### DOCUMENT EXCERPT
In some capacitors, sparking can occur during discharge. Sparking occurs mainly between adjacent metallic surfaces, and it is a common energy loss mechanism in pulse capacitors. This energy loss mechanism is dependent on both voltage and frequency.
In most capacitors, electromechanical losses occur mainly within the dielectric material and the internal wiring. In the dielectric material, electromechanical losses are primarily caused by electrostriction. In some cases, it may be caused by a piezoelectric effect. In internal wiring, Lorentz forces can cause flexing. When this happens, it leads to energy losses.
ESR in Ceramic Capacitors
Equivalent series resistance is one of the most important parameters to consider when selecting a ceramic capacitor for your electronic circuit. In ceramic capacitors, this parameter is a summation of losses occurring within the metallic elements and dielectric material. Many applications demand ceramic capacitors with low ESR. As such, it is critical to consider this parameter when selecting a ceramic capacitor for your circuit.

### DATA

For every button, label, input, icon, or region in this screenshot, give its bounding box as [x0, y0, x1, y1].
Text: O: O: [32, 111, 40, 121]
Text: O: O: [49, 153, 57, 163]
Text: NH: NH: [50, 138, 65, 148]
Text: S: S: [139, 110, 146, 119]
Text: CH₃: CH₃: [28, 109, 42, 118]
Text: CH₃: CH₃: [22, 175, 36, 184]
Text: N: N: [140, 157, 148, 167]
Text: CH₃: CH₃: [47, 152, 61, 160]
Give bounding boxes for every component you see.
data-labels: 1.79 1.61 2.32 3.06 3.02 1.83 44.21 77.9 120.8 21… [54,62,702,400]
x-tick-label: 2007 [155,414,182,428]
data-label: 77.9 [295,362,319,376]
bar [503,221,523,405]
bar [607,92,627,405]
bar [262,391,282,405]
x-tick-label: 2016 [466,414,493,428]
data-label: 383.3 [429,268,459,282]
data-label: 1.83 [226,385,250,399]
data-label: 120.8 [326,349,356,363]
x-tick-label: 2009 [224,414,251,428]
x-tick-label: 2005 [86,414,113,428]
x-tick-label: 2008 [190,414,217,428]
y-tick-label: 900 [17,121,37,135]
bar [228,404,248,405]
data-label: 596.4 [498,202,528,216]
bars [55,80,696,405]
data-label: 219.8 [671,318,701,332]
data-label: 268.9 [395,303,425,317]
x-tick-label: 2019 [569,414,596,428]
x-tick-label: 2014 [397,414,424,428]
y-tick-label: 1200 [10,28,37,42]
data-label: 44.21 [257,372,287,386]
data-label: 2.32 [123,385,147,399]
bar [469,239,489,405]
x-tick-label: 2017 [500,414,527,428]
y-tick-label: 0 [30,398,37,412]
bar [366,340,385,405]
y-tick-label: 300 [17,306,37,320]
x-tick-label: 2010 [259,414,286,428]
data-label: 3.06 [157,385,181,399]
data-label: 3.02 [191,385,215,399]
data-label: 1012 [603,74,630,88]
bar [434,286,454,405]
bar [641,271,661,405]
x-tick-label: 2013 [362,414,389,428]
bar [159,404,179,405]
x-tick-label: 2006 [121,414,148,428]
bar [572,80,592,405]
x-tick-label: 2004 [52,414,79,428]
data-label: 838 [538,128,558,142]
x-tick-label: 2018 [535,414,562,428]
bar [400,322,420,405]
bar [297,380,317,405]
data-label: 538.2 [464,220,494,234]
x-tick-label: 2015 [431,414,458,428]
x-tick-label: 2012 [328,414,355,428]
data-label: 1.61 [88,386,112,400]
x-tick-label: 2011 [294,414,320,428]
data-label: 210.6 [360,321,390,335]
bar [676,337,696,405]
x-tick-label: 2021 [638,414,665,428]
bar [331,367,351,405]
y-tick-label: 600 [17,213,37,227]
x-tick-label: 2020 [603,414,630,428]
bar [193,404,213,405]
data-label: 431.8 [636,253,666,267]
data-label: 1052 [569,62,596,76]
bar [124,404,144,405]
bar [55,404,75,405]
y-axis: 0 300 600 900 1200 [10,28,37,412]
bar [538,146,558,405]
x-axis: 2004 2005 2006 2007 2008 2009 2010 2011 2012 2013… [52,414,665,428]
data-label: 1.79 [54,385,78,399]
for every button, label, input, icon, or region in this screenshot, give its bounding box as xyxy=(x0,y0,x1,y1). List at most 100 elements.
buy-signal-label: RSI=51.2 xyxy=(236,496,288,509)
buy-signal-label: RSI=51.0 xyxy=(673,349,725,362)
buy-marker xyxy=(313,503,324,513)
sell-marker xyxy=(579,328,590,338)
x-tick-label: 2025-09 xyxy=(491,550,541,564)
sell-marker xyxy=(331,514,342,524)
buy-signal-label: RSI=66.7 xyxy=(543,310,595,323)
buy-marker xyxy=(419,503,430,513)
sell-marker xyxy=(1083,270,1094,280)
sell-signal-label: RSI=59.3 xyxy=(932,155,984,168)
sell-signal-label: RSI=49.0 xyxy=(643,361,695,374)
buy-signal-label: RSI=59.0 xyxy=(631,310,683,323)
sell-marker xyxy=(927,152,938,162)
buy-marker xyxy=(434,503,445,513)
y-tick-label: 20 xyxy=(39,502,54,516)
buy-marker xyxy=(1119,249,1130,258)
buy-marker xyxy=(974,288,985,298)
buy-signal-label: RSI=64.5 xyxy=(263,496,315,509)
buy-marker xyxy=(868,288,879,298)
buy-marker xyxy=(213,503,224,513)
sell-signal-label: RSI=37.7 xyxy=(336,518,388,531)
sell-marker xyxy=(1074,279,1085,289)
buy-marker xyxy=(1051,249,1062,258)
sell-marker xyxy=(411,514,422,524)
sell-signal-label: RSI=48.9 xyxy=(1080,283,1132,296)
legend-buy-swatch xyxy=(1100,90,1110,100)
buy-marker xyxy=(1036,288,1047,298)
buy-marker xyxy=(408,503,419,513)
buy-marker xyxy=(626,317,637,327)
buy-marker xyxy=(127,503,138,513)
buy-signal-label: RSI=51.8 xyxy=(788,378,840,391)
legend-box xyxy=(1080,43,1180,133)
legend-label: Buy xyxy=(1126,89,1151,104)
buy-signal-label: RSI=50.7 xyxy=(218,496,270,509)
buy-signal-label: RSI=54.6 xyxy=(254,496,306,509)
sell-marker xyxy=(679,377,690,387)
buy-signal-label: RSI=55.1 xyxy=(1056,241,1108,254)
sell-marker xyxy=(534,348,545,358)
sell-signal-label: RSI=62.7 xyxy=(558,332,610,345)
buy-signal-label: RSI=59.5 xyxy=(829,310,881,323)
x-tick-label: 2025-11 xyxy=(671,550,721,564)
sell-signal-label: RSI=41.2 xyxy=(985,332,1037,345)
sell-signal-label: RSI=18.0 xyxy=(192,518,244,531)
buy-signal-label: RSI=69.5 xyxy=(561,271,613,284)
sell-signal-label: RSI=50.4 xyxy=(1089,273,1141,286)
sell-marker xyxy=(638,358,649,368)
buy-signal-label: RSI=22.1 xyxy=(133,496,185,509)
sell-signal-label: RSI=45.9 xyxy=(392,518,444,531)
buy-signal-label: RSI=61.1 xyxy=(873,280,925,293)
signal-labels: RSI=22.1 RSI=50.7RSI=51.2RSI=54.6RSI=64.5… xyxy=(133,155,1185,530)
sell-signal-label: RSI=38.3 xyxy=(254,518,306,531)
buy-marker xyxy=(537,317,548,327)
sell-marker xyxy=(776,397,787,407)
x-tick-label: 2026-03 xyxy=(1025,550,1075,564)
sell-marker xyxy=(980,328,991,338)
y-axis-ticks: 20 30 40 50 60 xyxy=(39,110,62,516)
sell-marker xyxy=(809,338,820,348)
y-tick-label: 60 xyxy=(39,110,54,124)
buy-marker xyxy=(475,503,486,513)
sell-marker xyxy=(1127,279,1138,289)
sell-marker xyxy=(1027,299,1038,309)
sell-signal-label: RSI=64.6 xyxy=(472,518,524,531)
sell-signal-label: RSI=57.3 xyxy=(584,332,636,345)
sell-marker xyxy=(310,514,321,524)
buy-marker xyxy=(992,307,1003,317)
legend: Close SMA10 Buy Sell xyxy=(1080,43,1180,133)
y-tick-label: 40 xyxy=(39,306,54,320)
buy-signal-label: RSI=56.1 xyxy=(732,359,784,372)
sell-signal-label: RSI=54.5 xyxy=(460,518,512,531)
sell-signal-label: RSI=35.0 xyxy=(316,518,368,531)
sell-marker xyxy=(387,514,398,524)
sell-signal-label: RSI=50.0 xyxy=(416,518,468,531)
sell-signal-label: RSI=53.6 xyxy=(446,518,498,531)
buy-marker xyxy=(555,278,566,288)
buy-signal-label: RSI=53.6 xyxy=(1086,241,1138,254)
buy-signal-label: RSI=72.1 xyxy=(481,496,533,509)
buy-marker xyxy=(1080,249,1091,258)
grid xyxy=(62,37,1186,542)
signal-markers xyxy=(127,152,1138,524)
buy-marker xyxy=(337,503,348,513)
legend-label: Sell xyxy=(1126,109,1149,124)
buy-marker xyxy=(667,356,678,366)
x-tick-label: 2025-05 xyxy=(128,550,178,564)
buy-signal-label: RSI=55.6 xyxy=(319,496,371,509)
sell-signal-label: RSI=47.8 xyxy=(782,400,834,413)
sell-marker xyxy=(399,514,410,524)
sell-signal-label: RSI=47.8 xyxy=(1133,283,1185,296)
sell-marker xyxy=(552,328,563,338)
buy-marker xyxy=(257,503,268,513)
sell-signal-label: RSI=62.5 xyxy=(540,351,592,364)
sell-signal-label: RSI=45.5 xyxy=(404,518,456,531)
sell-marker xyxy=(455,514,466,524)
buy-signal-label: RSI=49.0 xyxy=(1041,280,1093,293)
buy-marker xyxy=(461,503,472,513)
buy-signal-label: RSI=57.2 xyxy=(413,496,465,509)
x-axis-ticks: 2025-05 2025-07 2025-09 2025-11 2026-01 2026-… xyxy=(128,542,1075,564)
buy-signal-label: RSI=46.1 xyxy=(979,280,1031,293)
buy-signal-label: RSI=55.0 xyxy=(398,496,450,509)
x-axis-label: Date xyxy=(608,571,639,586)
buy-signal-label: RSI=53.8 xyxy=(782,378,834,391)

--

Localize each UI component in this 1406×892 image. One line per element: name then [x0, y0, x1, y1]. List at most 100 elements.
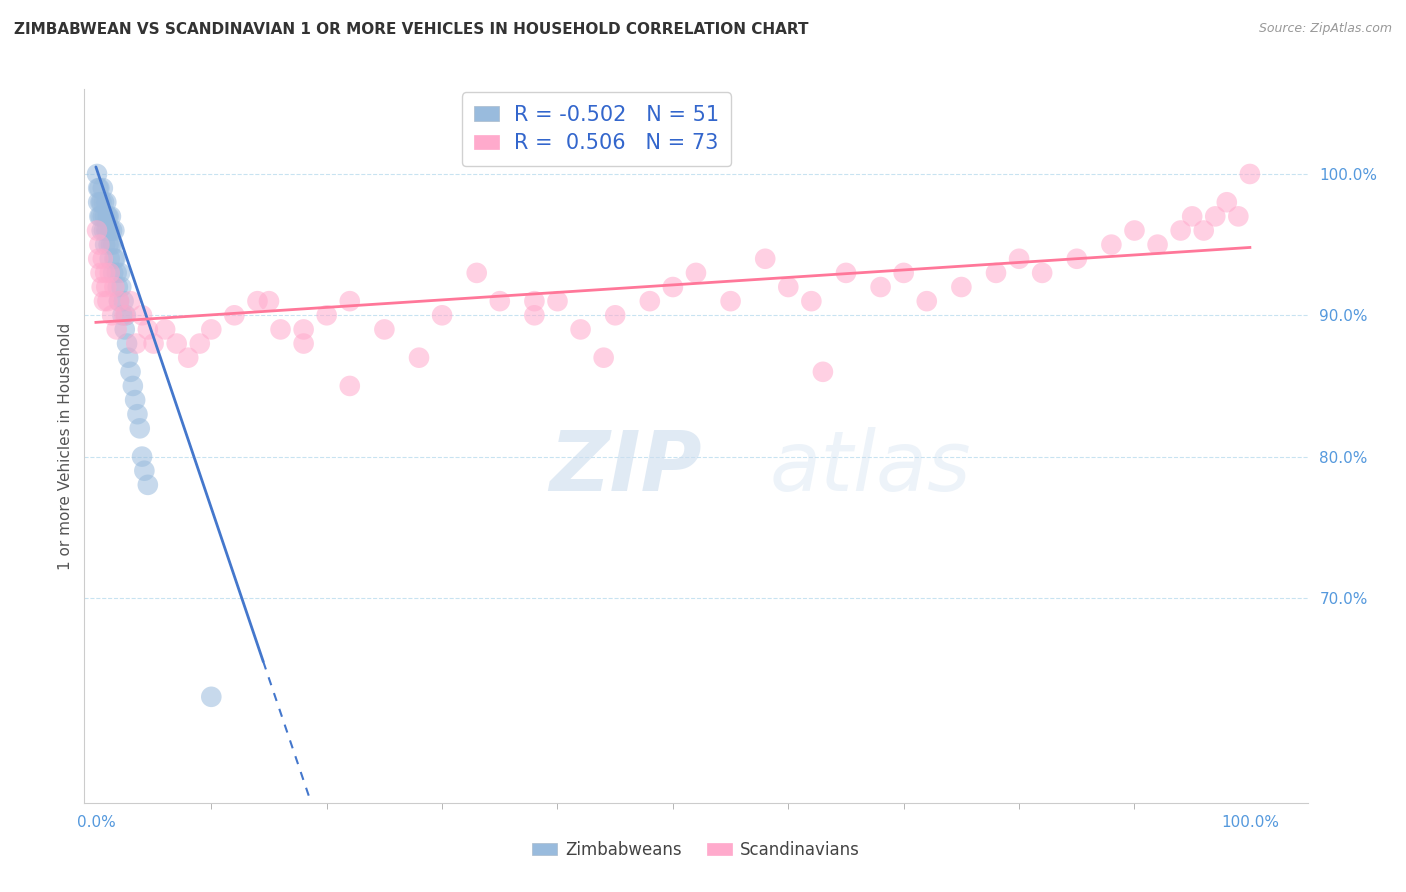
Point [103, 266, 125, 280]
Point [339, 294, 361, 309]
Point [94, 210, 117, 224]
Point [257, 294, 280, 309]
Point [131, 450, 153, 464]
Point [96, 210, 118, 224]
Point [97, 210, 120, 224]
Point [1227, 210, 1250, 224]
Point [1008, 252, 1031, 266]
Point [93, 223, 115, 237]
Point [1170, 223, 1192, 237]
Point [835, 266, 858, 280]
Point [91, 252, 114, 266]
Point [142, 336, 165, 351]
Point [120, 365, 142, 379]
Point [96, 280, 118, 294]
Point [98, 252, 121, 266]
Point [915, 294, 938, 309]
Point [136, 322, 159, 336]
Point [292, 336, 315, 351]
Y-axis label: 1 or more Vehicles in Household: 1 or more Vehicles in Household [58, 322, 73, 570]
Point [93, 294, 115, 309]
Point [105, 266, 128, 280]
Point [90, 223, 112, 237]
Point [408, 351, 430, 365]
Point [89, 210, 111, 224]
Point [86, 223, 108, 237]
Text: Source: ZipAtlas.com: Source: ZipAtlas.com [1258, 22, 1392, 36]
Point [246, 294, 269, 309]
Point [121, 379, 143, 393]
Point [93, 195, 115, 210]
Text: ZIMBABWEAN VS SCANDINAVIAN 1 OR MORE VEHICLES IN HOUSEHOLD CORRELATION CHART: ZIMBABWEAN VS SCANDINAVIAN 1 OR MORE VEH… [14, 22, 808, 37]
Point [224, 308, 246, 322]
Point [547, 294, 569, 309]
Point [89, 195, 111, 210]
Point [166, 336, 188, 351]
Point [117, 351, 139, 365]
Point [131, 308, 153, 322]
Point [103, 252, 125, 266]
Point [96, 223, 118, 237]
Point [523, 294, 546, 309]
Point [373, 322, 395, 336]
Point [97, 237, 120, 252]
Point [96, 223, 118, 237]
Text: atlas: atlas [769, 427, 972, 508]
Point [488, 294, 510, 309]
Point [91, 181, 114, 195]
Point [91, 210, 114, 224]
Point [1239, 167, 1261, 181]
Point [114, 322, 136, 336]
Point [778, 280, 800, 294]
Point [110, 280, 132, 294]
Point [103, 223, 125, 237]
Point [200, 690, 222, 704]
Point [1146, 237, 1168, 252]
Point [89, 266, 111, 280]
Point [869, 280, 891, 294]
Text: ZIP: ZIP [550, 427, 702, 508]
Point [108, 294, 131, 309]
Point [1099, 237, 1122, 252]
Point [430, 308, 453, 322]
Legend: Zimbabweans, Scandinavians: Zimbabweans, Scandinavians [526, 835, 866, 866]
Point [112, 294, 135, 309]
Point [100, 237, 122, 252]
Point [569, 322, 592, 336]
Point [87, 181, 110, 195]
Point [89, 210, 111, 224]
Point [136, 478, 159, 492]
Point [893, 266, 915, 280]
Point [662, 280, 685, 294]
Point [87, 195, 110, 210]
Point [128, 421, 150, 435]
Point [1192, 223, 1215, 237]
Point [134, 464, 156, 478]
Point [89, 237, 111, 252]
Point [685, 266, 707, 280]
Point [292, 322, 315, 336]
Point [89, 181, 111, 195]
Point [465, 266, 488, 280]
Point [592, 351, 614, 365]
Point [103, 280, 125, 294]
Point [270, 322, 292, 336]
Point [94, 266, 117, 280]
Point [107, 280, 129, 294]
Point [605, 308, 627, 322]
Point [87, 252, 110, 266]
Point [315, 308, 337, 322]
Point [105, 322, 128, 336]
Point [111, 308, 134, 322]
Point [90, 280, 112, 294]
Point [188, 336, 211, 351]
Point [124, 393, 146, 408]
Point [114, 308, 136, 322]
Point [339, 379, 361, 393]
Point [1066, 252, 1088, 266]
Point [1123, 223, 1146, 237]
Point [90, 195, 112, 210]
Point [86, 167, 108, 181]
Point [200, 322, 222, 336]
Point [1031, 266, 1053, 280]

### STATED PROBLEM 1
Transcribe the passage on capacitor losses starting at "In some capacitors, sparking" and ending at "voltage and frequency.".
### STATED PROBLEM 2
In the passage on capacitor losses, what is the primary cause of electromechanical losses in the dielectric material?
The rows play no part in this work.

### PROBLEM SOLUTION 1
In some capacitors, sparking can occur during discharge. Sparking occurs mainly between adjacent metallic surfaces, and it is a common energy loss mechanism in pulse capacitors. This energy loss mechanism is dependent on both voltage and frequency.

### PROBLEM SOLUTION 2
Electrostriction.